# Data provided start
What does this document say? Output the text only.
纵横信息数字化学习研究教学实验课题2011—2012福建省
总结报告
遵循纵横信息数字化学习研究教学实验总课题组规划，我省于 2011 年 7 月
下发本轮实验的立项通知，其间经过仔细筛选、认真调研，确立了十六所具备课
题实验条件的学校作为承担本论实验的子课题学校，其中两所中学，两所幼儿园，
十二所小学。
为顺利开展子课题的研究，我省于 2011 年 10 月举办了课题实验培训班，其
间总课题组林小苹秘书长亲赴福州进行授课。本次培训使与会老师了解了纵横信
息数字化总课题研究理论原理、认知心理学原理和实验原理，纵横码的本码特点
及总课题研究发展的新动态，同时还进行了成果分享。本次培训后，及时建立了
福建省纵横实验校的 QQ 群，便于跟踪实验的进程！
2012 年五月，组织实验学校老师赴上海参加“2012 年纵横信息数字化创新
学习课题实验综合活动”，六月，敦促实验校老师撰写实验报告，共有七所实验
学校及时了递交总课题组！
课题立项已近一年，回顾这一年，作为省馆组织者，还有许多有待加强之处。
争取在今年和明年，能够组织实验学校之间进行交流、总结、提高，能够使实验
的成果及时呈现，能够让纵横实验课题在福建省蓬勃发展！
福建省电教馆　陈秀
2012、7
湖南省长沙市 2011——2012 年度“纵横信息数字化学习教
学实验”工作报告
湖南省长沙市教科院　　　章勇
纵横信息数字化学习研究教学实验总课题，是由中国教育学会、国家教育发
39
# Data provided end
# Data provided start
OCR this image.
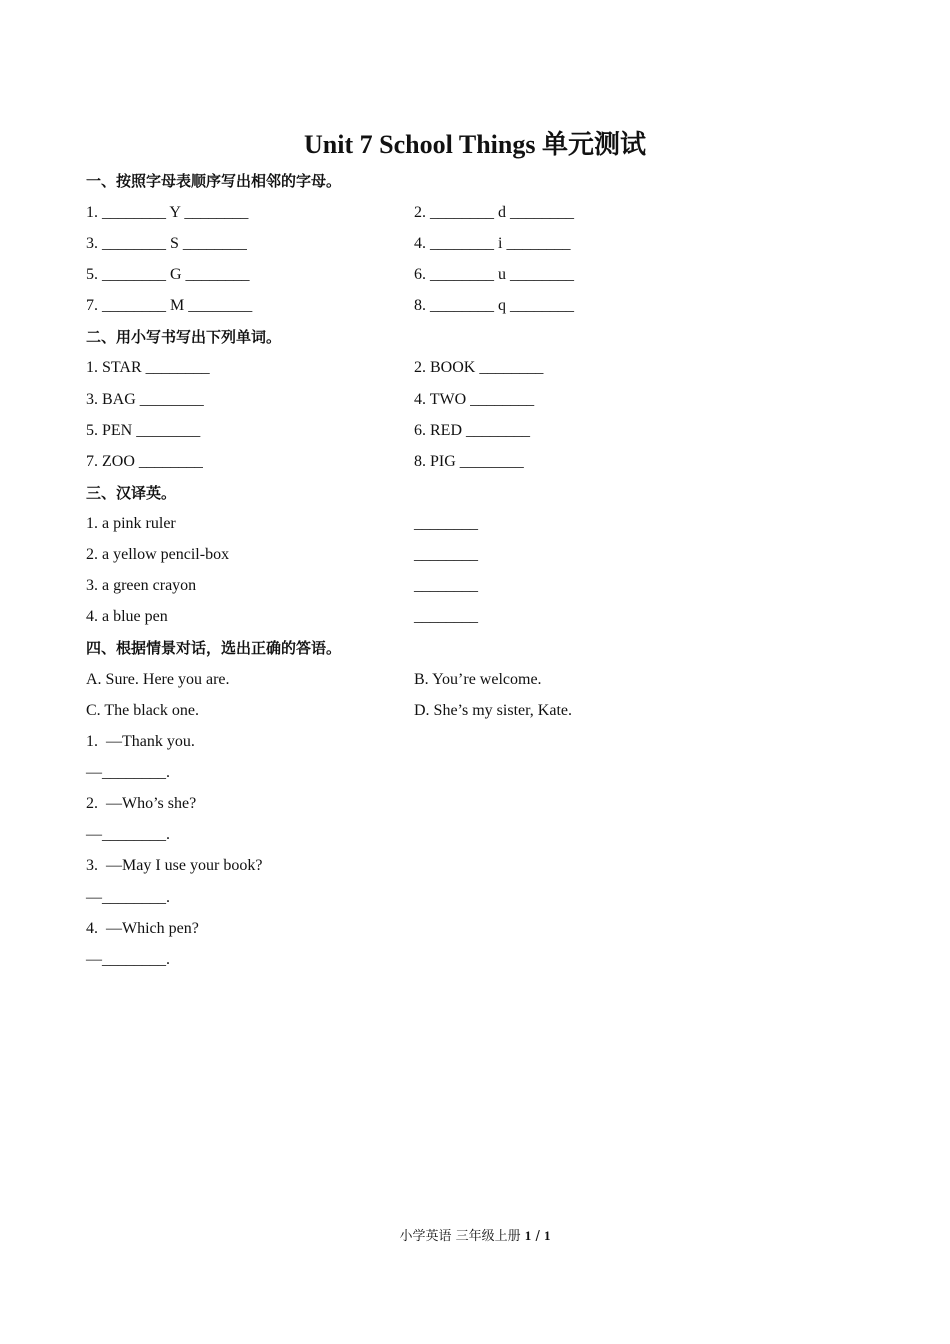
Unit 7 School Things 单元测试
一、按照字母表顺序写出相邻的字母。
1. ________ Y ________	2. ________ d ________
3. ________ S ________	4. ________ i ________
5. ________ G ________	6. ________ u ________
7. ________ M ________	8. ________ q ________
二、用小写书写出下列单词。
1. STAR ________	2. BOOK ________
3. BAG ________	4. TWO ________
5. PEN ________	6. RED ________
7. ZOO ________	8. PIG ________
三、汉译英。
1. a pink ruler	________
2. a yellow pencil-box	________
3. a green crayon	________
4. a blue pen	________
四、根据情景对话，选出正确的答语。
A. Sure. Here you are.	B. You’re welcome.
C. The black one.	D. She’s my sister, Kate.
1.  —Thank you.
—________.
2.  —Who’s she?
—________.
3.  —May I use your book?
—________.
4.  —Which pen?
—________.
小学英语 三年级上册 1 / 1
# Data provided end
▸ What you have to do: Find the lines containing "this" and pull them out.

▸ Reply:
What does this document say? Output the text only.
OCR this image.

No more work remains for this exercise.